DESCRIPTION OF THE TASK
Indicate only the number of lines in the listing below in which the word "Parse" appears.

***

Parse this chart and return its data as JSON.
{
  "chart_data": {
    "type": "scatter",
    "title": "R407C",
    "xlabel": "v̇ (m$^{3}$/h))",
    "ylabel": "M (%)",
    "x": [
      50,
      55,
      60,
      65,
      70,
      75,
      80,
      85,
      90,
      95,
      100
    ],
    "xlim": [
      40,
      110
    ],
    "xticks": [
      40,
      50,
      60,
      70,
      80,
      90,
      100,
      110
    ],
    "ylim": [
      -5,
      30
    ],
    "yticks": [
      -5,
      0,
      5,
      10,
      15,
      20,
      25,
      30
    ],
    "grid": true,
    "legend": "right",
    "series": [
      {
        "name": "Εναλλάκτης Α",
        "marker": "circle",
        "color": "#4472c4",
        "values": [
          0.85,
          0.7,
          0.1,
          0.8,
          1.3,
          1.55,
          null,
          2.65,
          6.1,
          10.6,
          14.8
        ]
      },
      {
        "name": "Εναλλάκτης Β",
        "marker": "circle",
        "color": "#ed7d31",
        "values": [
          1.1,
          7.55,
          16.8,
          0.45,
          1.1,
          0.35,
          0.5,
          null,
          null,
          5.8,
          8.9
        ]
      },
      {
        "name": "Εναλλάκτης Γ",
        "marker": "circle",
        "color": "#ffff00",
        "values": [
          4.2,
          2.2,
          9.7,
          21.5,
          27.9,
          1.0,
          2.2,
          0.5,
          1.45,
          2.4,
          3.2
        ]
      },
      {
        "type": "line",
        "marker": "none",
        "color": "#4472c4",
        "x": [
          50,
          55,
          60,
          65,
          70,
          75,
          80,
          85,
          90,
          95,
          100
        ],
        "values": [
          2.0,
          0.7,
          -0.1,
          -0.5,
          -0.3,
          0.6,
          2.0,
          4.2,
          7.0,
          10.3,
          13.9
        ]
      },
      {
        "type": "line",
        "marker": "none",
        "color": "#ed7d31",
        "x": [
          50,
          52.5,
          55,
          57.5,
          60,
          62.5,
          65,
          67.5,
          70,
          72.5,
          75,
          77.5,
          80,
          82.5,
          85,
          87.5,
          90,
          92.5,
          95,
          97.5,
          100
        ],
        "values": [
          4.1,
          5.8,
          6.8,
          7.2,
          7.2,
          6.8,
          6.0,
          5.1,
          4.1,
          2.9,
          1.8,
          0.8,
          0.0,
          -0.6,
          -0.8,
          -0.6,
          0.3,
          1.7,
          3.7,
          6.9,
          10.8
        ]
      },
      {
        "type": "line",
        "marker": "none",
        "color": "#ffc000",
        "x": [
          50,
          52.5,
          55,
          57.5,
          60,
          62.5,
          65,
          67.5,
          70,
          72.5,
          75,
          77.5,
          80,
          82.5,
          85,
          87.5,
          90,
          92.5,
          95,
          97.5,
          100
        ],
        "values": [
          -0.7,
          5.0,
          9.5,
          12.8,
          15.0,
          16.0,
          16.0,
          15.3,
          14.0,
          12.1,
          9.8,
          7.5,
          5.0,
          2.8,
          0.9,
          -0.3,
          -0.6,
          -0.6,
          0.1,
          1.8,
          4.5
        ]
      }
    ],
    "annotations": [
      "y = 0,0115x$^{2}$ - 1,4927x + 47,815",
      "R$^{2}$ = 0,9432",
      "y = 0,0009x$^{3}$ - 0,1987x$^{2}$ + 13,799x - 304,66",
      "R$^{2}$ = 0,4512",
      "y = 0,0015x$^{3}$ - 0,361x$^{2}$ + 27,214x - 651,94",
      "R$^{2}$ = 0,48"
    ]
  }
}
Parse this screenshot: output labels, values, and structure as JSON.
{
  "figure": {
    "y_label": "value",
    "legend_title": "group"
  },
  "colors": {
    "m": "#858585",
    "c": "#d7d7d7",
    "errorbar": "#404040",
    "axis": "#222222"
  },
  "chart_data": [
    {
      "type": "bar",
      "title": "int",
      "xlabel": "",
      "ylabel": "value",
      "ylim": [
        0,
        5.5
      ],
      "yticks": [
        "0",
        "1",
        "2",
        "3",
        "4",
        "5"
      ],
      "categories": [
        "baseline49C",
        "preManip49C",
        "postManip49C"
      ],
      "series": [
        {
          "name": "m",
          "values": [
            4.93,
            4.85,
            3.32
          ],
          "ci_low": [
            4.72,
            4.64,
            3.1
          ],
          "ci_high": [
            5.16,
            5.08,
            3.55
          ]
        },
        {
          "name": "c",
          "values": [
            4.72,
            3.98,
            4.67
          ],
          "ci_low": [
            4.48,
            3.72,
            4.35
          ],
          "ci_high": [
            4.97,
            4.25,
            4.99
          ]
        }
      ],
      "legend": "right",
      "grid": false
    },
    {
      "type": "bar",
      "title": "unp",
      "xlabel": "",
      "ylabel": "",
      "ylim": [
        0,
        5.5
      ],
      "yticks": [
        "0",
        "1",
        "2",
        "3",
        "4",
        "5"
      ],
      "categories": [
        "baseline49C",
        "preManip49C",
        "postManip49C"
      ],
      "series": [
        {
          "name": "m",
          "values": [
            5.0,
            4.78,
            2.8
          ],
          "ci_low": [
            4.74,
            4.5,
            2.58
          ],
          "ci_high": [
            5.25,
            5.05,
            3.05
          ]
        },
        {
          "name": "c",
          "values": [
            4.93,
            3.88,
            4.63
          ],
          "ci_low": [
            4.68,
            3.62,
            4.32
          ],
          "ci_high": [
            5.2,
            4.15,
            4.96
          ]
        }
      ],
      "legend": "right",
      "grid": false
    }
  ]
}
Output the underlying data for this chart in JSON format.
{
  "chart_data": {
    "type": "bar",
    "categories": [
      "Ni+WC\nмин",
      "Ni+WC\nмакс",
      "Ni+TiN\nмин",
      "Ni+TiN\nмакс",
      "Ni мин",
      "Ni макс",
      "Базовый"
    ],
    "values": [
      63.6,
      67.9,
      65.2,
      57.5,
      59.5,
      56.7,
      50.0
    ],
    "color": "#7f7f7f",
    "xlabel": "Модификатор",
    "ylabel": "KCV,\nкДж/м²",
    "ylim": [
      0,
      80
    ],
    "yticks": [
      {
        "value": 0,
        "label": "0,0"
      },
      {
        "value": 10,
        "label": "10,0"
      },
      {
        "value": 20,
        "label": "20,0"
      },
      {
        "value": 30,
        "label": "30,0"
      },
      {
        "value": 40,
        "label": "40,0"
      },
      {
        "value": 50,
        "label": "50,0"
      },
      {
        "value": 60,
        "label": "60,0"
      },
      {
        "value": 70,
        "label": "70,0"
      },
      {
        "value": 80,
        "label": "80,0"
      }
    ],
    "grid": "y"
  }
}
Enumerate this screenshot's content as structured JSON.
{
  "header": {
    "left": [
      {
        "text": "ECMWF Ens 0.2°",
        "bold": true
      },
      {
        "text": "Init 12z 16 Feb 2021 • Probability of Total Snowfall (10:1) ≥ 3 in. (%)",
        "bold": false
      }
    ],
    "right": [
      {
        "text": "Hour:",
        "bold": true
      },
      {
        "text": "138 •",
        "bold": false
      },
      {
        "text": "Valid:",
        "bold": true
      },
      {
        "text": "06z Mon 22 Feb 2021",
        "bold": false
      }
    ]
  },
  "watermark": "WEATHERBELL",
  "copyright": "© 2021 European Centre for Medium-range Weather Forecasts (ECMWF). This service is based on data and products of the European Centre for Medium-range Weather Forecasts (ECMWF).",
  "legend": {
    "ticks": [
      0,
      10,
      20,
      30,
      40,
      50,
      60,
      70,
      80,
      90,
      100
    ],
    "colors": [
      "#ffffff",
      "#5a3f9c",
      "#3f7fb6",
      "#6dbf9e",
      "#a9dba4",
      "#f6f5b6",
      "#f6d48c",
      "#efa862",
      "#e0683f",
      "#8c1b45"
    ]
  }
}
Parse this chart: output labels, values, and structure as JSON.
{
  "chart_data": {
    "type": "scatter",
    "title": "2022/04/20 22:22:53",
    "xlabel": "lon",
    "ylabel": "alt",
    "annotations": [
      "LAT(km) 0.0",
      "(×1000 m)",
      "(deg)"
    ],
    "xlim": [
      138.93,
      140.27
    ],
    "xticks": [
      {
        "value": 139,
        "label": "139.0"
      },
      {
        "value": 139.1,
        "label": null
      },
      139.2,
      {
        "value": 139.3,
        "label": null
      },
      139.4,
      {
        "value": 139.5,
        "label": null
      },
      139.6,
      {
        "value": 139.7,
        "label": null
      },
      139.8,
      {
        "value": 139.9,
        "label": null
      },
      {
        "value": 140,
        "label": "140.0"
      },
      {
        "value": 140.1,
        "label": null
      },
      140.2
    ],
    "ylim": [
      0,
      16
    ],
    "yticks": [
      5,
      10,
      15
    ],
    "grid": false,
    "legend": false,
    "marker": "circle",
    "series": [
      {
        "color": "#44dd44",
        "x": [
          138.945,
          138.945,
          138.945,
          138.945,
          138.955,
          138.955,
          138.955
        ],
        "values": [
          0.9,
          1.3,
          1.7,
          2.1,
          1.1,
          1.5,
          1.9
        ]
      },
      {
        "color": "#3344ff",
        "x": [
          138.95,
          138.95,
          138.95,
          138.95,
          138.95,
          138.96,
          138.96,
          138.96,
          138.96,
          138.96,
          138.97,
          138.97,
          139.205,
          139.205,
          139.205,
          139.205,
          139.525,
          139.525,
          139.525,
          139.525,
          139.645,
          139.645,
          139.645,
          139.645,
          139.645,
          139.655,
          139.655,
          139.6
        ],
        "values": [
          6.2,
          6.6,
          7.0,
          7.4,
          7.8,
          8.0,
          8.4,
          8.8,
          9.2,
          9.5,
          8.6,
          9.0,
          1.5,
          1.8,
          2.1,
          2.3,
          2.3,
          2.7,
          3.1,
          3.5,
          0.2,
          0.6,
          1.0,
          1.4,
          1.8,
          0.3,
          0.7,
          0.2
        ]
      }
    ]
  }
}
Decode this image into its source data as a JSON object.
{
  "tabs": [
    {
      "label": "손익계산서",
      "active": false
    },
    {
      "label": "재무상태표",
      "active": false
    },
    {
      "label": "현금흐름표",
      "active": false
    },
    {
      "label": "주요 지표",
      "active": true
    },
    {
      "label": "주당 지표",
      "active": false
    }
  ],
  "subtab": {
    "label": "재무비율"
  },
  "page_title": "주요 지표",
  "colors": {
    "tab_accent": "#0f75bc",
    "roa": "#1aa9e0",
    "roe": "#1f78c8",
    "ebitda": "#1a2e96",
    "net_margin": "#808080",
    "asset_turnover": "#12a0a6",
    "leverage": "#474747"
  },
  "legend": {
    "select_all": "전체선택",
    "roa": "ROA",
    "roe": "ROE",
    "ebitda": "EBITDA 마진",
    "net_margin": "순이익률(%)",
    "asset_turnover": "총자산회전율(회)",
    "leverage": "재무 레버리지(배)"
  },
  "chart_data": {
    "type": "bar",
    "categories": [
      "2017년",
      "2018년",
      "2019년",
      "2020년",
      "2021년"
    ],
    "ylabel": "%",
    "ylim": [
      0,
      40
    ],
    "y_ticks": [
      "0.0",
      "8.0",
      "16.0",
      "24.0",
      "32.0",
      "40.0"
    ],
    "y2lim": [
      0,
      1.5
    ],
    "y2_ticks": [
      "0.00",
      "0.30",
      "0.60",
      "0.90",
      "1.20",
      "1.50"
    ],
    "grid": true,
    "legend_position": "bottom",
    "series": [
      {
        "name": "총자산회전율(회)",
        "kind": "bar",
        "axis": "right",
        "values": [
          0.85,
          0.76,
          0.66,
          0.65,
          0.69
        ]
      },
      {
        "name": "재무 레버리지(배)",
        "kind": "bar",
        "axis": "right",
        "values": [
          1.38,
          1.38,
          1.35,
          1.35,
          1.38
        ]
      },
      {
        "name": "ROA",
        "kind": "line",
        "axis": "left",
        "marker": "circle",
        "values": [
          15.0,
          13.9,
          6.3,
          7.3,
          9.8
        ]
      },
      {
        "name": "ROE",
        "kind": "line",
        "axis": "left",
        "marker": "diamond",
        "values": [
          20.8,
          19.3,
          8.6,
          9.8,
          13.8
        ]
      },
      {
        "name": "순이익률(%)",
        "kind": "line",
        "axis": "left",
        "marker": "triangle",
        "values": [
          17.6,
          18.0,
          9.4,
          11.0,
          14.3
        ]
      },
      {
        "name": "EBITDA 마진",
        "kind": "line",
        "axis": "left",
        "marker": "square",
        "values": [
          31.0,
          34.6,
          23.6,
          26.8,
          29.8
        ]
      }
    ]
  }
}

***

EXERCISE OUTPUT
3